- [RECORDS]

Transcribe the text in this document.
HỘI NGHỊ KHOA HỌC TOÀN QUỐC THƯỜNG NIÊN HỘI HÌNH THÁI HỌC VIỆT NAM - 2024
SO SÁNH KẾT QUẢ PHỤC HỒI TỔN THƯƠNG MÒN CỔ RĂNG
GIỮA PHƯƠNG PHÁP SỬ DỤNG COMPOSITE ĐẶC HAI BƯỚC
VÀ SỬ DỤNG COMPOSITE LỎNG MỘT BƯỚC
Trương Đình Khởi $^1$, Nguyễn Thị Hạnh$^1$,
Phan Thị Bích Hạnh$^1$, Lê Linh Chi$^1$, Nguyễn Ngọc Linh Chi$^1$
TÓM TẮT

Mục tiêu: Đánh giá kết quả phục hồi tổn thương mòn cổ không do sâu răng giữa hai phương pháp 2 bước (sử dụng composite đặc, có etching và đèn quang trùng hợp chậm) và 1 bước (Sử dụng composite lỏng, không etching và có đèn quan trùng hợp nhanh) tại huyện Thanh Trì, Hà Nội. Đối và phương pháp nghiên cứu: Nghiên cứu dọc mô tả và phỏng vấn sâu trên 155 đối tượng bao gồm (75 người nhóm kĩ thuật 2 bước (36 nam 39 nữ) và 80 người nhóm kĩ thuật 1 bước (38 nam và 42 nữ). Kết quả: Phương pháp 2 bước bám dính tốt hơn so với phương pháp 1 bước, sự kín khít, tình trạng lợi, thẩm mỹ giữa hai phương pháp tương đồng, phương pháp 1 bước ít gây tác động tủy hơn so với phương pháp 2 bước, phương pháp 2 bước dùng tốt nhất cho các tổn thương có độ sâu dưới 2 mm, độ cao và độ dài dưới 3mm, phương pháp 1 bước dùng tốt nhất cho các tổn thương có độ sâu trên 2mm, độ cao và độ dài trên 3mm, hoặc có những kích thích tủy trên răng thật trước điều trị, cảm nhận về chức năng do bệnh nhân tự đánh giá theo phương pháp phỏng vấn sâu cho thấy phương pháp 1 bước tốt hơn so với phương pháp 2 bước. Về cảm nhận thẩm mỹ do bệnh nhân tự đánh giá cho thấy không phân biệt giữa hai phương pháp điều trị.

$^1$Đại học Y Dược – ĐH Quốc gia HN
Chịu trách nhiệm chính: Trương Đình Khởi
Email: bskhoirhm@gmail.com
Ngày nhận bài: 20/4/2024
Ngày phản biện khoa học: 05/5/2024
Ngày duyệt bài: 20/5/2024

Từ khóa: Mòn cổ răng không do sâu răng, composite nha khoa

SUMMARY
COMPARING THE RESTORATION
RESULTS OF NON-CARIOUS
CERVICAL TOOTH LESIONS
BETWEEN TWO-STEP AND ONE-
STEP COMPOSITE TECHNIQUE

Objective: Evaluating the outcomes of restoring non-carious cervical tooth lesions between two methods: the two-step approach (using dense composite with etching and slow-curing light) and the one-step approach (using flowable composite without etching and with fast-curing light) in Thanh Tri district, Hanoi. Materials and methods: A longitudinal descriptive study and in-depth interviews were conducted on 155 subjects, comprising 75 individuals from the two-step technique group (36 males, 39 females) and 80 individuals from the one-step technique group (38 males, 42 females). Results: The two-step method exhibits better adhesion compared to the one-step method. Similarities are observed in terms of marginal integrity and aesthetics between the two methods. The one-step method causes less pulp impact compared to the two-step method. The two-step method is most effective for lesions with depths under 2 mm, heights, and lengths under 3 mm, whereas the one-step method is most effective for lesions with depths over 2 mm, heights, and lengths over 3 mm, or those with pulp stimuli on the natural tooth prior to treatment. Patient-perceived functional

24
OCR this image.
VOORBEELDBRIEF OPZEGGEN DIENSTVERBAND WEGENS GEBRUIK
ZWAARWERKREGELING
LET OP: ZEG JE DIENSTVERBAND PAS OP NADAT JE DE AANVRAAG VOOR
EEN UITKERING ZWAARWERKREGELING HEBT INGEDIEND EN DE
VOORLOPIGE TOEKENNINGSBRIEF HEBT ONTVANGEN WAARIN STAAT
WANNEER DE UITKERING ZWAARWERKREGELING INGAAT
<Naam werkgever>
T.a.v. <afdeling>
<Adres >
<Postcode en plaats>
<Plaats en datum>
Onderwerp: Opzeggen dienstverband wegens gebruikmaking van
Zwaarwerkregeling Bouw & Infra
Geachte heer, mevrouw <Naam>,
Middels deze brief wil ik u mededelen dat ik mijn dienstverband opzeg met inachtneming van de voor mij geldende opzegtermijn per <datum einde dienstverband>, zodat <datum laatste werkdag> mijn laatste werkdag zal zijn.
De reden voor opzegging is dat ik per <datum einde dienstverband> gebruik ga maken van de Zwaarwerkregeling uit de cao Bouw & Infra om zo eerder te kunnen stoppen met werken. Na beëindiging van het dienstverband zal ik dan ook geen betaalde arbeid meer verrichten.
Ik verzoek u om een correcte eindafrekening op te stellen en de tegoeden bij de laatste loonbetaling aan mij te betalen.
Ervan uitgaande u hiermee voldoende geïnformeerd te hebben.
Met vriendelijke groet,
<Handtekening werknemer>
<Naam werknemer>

- [GIVEN TASK] Could you reproduce every record above exactly as it appears?

- [CORRECT OUTPUT]
Transcribe the text in this document.
HỘI NGHỊ KHOA HỌC TOÀN QUỐC THƯỜNG NIÊN HỘI HÌNH THÁI HỌC VIỆT NAM - 2024
SO SÁNH KẾT QUẢ PHỤC HỒI TỔN THƯƠNG MÒN CỔ RĂNG
GIỮA PHƯƠNG PHÁP SỬ DỤNG COMPOSITE ĐẶC HAI BƯỚC
VÀ SỬ DỤNG COMPOSITE LỎNG MỘT BƯỚC
Trương Đình Khởi $^1$, Nguyễn Thị Hạnh$^1$,
Phan Thị Bích Hạnh$^1$, Lê Linh Chi$^1$, Nguyễn Ngọc Linh Chi$^1$
TÓM TẮT

Mục tiêu: Đánh giá kết quả phục hồi tổn thương mòn cổ không do sâu răng giữa hai phương pháp 2 bước (sử dụng composite đặc, có etching và đèn quang trùng hợp chậm) và 1 bước (Sử dụng composite lỏng, không etching và có đèn quan trùng hợp nhanh) tại huyện Thanh Trì, Hà Nội. Đối và phương pháp nghiên cứu: Nghiên cứu dọc mô tả và phỏng vấn sâu trên 155 đối tượng bao gồm (75 người nhóm kĩ thuật 2 bước (36 nam 39 nữ) và 80 người nhóm kĩ thuật 1 bước (38 nam và 42 nữ). Kết quả: Phương pháp 2 bước bám dính tốt hơn so với phương pháp 1 bước, sự kín khít, tình trạng lợi, thẩm mỹ giữa hai phương pháp tương đồng, phương pháp 1 bước ít gây tác động tủy hơn so với phương pháp 2 bước, phương pháp 2 bước dùng tốt nhất cho các tổn thương có độ sâu dưới 2 mm, độ cao và độ dài dưới 3mm, phương pháp 1 bước dùng tốt nhất cho các tổn thương có độ sâu trên 2mm, độ cao và độ dài trên 3mm, hoặc có những kích thích tủy trên răng thật trước điều trị, cảm nhận về chức năng do bệnh nhân tự đánh giá theo phương pháp phỏng vấn sâu cho thấy phương pháp 1 bước tốt hơn so với phương pháp 2 bước. Về cảm nhận thẩm mỹ do bệnh nhân tự đánh giá cho thấy không phân biệt giữa hai phương pháp điều trị.

$^1$Đại học Y Dược – ĐH Quốc gia HN
Chịu trách nhiệm chính: Trương Đình Khởi
Email: bskhoirhm@gmail.com
Ngày nhận bài: 20/4/2024
Ngày phản biện khoa học: 05/5/2024
Ngày duyệt bài: 20/5/2024

Từ khóa: Mòn cổ răng không do sâu răng, composite nha khoa

SUMMARY
COMPARING THE RESTORATION
RESULTS OF NON-CARIOUS
CERVICAL TOOTH LESIONS
BETWEEN TWO-STEP AND ONE-
STEP COMPOSITE TECHNIQUE

Objective: Evaluating the outcomes of restoring non-carious cervical tooth lesions between two methods: the two-step approach (using dense composite with etching and slow-curing light) and the one-step approach (using flowable composite without etching and with fast-curing light) in Thanh Tri district, Hanoi. Materials and methods: A longitudinal descriptive study and in-depth interviews were conducted on 155 subjects, comprising 75 individuals from the two-step technique group (36 males, 39 females) and 80 individuals from the one-step technique group (38 males, 42 females). Results: The two-step method exhibits better adhesion compared to the one-step method. Similarities are observed in terms of marginal integrity and aesthetics between the two methods. The one-step method causes less pulp impact compared to the two-step method. The two-step method is most effective for lesions with depths under 2 mm, heights, and lengths under 3 mm, whereas the one-step method is most effective for lesions with depths over 2 mm, heights, and lengths over 3 mm, or those with pulp stimuli on the natural tooth prior to treatment. Patient-perceived functional

24
OCR this image.
VOORBEELDBRIEF OPZEGGEN DIENSTVERBAND WEGENS GEBRUIK
ZWAARWERKREGELING
LET OP: ZEG JE DIENSTVERBAND PAS OP NADAT JE DE AANVRAAG VOOR
EEN UITKERING ZWAARWERKREGELING HEBT INGEDIEND EN DE
VOORLOPIGE TOEKENNINGSBRIEF HEBT ONTVANGEN WAARIN STAAT
WANNEER DE UITKERING ZWAARWERKREGELING INGAAT
<Naam werkgever>
T.a.v. <afdeling>
<Adres >
<Postcode en plaats>
<Plaats en datum>
Onderwerp: Opzeggen dienstverband wegens gebruikmaking van
Zwaarwerkregeling Bouw & Infra
Geachte heer, mevrouw <Naam>,
Middels deze brief wil ik u mededelen dat ik mijn dienstverband opzeg met inachtneming van de voor mij geldende opzegtermijn per <datum einde dienstverband>, zodat <datum laatste werkdag> mijn laatste werkdag zal zijn.
De reden voor opzegging is dat ik per <datum einde dienstverband> gebruik ga maken van de Zwaarwerkregeling uit de cao Bouw & Infra om zo eerder te kunnen stoppen met werken. Na beëindiging van het dienstverband zal ik dan ook geen betaalde arbeid meer verrichten.
Ik verzoek u om een correcte eindafrekening op te stellen en de tegoeden bij de laatste loonbetaling aan mij te betalen.
Ervan uitgaande u hiermee voldoende geïnformeerd te hebben.
Met vriendelijke groet,
<Handtekening werknemer>
<Naam werknemer>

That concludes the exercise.